*** EXTRACTED INFORMATION ***

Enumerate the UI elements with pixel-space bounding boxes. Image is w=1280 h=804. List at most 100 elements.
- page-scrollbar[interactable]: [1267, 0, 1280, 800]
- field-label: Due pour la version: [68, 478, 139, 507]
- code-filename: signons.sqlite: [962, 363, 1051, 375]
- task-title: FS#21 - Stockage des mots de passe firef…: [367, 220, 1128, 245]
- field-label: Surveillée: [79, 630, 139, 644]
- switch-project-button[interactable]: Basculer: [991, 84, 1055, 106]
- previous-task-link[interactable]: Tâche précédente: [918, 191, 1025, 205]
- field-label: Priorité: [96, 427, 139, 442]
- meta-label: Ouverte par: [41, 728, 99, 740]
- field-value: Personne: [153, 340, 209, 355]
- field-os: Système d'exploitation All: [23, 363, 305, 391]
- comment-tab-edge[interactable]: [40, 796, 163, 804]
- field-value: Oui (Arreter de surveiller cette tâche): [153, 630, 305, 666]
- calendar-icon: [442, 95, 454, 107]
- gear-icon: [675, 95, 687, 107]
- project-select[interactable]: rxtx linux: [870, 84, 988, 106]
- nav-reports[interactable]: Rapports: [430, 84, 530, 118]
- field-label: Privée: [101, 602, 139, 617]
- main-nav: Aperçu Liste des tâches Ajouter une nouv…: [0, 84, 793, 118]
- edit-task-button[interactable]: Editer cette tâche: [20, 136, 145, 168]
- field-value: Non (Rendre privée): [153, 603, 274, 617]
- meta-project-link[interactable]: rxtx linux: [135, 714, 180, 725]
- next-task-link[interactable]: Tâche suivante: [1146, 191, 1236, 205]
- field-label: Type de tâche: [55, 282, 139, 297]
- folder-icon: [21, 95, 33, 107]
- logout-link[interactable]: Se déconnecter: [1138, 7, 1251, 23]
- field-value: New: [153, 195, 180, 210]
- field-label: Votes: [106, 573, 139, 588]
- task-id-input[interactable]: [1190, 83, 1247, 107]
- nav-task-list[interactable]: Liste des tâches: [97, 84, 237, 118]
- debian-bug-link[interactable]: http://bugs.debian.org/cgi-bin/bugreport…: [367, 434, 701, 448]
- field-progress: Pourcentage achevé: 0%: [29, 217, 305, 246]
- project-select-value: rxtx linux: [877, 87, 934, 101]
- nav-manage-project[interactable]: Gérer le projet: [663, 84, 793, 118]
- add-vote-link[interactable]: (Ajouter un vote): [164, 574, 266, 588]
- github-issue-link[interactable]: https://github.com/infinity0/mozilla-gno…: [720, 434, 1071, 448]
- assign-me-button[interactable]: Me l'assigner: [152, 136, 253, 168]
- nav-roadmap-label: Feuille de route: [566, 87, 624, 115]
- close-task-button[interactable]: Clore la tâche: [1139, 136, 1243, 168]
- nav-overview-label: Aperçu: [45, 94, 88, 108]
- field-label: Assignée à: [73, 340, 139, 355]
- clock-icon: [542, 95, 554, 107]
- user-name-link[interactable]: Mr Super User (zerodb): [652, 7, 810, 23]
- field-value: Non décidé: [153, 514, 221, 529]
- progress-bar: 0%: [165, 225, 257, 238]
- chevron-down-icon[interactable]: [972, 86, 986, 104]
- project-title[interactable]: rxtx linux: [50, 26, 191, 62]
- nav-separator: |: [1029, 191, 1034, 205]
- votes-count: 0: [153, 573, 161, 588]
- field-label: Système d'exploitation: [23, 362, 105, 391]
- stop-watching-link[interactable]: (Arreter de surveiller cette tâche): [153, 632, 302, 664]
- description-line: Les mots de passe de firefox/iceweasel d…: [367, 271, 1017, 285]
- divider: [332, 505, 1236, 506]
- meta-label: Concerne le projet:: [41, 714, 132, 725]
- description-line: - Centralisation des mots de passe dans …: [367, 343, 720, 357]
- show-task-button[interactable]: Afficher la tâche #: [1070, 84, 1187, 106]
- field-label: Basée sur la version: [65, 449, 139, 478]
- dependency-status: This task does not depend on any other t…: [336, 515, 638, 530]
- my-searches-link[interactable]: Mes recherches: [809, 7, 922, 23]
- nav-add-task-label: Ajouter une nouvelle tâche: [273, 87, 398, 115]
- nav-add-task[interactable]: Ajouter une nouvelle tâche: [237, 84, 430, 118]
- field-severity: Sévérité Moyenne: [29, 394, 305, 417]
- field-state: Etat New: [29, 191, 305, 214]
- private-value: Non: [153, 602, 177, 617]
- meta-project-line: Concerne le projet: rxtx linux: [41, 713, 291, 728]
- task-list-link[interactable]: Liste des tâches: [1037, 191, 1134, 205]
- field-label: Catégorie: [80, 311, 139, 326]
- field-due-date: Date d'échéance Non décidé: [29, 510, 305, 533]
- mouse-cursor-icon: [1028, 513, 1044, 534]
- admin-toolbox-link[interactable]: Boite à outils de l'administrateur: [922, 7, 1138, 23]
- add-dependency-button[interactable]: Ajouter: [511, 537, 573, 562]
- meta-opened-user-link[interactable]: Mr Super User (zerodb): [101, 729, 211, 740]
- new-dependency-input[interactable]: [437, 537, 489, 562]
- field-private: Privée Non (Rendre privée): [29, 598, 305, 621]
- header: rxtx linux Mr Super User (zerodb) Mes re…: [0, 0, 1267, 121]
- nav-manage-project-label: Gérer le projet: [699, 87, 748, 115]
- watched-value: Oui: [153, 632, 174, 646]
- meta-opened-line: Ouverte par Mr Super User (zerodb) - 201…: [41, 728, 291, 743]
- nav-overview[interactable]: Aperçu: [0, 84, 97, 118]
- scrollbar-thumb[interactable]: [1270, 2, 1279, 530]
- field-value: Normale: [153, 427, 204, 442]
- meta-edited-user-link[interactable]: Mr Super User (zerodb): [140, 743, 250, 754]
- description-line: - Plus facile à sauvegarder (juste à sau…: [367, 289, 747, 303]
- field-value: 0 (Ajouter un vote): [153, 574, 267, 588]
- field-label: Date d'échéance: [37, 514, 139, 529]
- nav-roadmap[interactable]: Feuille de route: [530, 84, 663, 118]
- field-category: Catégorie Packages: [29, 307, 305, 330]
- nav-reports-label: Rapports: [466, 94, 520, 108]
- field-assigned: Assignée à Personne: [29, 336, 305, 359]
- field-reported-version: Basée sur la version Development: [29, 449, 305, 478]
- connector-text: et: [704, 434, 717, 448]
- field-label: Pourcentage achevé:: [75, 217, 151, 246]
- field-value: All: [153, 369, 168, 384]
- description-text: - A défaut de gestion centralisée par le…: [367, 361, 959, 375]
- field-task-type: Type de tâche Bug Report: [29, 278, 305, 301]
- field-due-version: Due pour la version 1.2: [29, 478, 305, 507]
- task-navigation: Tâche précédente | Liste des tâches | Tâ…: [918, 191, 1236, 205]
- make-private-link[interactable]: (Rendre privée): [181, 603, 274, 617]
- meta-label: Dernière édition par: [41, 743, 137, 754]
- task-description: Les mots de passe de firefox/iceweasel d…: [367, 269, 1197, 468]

***
*** EXTRACTED INFORMATION ***

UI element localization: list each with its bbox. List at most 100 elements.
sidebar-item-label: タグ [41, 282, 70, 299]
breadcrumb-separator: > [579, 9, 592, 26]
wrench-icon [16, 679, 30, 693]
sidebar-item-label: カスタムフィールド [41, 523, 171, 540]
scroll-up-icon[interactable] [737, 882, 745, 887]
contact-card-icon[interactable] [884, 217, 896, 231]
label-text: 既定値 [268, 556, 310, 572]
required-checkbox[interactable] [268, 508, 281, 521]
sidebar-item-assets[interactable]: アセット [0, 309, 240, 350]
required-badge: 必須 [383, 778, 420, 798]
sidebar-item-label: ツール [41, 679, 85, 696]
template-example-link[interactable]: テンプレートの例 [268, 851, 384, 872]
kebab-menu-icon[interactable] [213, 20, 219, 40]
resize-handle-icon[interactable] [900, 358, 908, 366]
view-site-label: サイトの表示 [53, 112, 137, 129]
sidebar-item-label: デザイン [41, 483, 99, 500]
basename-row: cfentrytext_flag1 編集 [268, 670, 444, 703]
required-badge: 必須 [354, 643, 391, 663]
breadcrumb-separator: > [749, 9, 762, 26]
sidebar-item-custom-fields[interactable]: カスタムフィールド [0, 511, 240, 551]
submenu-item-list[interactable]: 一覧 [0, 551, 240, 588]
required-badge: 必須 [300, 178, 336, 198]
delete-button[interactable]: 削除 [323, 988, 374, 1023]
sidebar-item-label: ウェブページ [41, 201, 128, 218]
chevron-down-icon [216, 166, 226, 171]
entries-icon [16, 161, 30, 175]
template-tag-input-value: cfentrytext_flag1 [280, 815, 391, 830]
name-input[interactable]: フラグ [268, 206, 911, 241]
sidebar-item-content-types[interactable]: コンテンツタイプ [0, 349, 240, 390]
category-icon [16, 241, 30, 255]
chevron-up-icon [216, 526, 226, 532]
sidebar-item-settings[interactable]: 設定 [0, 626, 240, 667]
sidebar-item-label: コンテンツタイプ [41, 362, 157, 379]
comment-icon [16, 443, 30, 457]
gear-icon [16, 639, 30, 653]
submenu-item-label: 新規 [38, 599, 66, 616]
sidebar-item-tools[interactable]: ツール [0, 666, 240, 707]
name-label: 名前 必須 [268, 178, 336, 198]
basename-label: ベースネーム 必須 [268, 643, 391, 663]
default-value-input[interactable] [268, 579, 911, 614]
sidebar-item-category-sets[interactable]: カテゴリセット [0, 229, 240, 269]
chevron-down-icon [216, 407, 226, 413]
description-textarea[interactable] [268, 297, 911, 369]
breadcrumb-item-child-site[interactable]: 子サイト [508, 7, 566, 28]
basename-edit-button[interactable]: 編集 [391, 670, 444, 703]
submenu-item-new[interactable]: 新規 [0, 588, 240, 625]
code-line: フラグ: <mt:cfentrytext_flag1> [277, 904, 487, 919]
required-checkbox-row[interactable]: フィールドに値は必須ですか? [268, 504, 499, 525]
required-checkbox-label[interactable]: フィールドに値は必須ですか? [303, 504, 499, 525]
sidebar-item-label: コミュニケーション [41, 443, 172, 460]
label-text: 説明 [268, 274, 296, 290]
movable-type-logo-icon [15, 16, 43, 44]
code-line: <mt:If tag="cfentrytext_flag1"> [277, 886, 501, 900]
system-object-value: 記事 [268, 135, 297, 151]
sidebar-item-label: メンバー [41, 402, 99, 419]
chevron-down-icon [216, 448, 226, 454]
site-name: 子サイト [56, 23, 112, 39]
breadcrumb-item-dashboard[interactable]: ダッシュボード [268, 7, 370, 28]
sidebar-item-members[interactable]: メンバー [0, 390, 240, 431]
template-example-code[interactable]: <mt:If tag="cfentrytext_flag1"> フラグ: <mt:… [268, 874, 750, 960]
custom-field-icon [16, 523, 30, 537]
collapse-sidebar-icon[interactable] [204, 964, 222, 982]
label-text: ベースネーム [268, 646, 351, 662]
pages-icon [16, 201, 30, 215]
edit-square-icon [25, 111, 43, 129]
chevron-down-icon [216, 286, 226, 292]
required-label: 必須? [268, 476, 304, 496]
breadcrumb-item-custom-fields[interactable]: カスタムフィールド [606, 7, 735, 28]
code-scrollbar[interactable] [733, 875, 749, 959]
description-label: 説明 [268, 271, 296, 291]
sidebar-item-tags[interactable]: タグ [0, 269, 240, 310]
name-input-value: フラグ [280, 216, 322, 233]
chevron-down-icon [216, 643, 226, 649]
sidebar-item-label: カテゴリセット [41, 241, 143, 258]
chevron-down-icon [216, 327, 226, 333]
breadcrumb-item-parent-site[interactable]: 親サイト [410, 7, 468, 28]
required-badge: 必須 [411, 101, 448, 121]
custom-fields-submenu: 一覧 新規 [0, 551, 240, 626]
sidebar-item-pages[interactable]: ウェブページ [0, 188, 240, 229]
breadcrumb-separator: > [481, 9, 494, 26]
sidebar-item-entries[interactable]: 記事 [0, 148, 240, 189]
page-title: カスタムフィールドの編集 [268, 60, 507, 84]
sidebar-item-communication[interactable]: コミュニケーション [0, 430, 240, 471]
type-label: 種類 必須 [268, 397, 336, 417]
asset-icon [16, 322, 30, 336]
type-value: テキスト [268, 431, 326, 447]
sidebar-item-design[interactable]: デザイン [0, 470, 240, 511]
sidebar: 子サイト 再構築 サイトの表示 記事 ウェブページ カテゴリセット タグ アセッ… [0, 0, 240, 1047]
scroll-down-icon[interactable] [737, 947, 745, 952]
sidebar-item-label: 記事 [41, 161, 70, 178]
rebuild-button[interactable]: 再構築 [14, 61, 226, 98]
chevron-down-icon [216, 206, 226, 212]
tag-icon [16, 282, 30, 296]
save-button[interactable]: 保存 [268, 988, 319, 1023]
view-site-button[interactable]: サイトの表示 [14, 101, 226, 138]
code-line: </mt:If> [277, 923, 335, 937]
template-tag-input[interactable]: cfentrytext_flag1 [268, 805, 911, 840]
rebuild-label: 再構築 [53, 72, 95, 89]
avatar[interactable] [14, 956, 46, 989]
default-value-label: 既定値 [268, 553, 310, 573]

***
*** EXTRACTED INFORMATION ***

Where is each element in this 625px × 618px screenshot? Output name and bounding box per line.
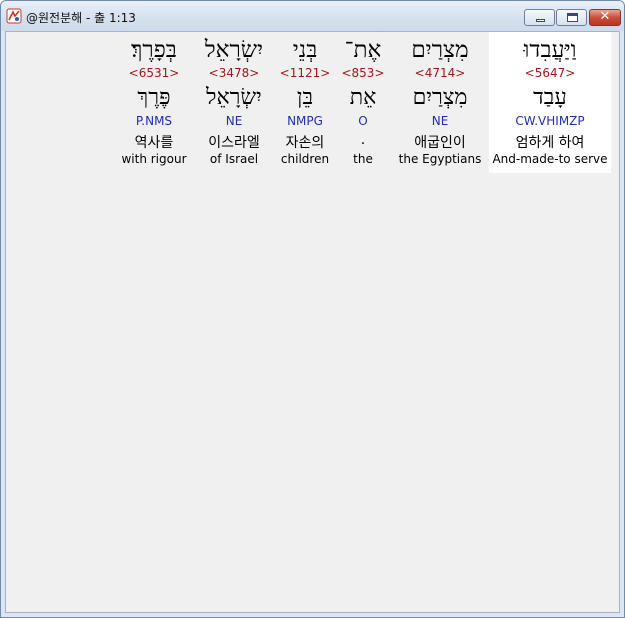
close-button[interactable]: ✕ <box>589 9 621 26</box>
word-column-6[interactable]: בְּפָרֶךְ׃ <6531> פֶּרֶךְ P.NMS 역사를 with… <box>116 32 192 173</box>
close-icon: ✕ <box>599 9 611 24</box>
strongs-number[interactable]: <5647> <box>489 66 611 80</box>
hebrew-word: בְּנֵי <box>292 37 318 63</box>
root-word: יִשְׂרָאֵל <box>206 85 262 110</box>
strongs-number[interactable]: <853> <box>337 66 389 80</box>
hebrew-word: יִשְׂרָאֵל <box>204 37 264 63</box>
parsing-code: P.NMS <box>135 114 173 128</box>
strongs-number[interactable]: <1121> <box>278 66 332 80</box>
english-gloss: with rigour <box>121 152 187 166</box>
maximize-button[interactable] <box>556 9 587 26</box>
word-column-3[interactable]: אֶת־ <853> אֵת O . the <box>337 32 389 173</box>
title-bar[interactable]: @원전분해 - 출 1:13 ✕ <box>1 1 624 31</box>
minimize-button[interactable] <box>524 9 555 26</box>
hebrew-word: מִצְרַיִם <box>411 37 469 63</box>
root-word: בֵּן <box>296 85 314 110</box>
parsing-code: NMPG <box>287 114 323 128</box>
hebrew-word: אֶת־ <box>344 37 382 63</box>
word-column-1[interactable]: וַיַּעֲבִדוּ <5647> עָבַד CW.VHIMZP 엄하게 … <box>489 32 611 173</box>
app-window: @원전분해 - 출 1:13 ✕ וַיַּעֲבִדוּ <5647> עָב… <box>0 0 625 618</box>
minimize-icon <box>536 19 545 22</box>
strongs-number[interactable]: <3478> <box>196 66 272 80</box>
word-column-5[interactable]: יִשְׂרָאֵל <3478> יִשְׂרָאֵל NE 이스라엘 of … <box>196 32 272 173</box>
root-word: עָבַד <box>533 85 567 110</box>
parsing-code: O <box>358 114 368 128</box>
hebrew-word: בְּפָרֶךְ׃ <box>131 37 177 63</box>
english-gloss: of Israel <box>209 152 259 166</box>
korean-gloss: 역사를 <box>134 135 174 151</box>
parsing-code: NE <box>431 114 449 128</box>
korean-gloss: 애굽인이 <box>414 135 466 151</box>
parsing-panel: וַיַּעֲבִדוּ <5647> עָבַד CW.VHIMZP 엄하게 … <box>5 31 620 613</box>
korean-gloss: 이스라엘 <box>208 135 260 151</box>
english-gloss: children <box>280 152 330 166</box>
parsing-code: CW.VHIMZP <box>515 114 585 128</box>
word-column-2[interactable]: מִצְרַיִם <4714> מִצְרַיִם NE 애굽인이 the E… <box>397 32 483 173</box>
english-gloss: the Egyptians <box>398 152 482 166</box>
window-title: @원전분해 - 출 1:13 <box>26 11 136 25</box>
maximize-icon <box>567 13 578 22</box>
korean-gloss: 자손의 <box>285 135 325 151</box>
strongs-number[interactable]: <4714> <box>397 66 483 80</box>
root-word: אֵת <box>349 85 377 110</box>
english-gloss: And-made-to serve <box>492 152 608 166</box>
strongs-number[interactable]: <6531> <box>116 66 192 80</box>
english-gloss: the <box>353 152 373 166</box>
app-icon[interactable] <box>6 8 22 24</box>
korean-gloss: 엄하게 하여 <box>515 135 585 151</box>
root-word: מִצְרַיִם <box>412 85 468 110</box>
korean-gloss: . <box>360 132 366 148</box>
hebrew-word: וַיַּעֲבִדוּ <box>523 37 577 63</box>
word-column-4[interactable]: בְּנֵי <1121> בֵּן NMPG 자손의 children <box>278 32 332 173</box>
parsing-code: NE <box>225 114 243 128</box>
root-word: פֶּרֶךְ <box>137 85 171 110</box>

***

Print everything from the line containing "Enumerate the UI" down to the line containing "- field-progress: Pourcentage", keeping each line identical to the records.

§ **SOLUTION**
Enumerate the UI elements with pixel-space bounding boxes. Image is w=1280 h=804. List at most 100 elements.
- page-scrollbar[interactable]: [1267, 0, 1280, 800]
- field-label: Due pour la version: [68, 478, 139, 507]
- code-filename: signons.sqlite: [962, 363, 1051, 375]
- task-title: FS#21 - Stockage des mots de passe firef…: [367, 220, 1128, 245]
- field-label: Surveillée: [79, 630, 139, 644]
- switch-project-button[interactable]: Basculer: [991, 84, 1055, 106]
- previous-task-link[interactable]: Tâche précédente: [918, 191, 1025, 205]
- field-label: Priorité: [96, 427, 139, 442]
- meta-label: Ouverte par: [41, 728, 99, 740]
- field-value: Personne: [153, 340, 209, 355]
- field-os: Système d'exploitation All: [23, 363, 305, 391]
- comment-tab-edge[interactable]: [40, 796, 163, 804]
- field-value: Oui (Arreter de surveiller cette tâche): [153, 630, 305, 666]
- calendar-icon: [442, 95, 454, 107]
- gear-icon: [675, 95, 687, 107]
- project-select[interactable]: rxtx linux: [870, 84, 988, 106]
- nav-reports[interactable]: Rapports: [430, 84, 530, 118]
- field-label: Privée: [101, 602, 139, 617]
- main-nav: Aperçu Liste des tâches Ajouter une nouv…: [0, 84, 793, 118]
- edit-task-button[interactable]: Editer cette tâche: [20, 136, 145, 168]
- field-value: Non (Rendre privée): [153, 603, 274, 617]
- meta-project-link[interactable]: rxtx linux: [135, 714, 180, 725]
- next-task-link[interactable]: Tâche suivante: [1146, 191, 1236, 205]
- field-label: Type de tâche: [55, 282, 139, 297]
- folder-icon: [21, 95, 33, 107]
- logout-link[interactable]: Se déconnecter: [1138, 7, 1251, 23]
- field-value: New: [153, 195, 180, 210]
- field-label: Votes: [106, 573, 139, 588]
- task-id-input[interactable]: [1190, 83, 1247, 107]
- nav-task-list[interactable]: Liste des tâches: [97, 84, 237, 118]
- debian-bug-link[interactable]: http://bugs.debian.org/cgi-bin/bugreport…: [367, 434, 701, 448]
- field-progress: Pourcentage achevé: 0%: [29, 217, 305, 246]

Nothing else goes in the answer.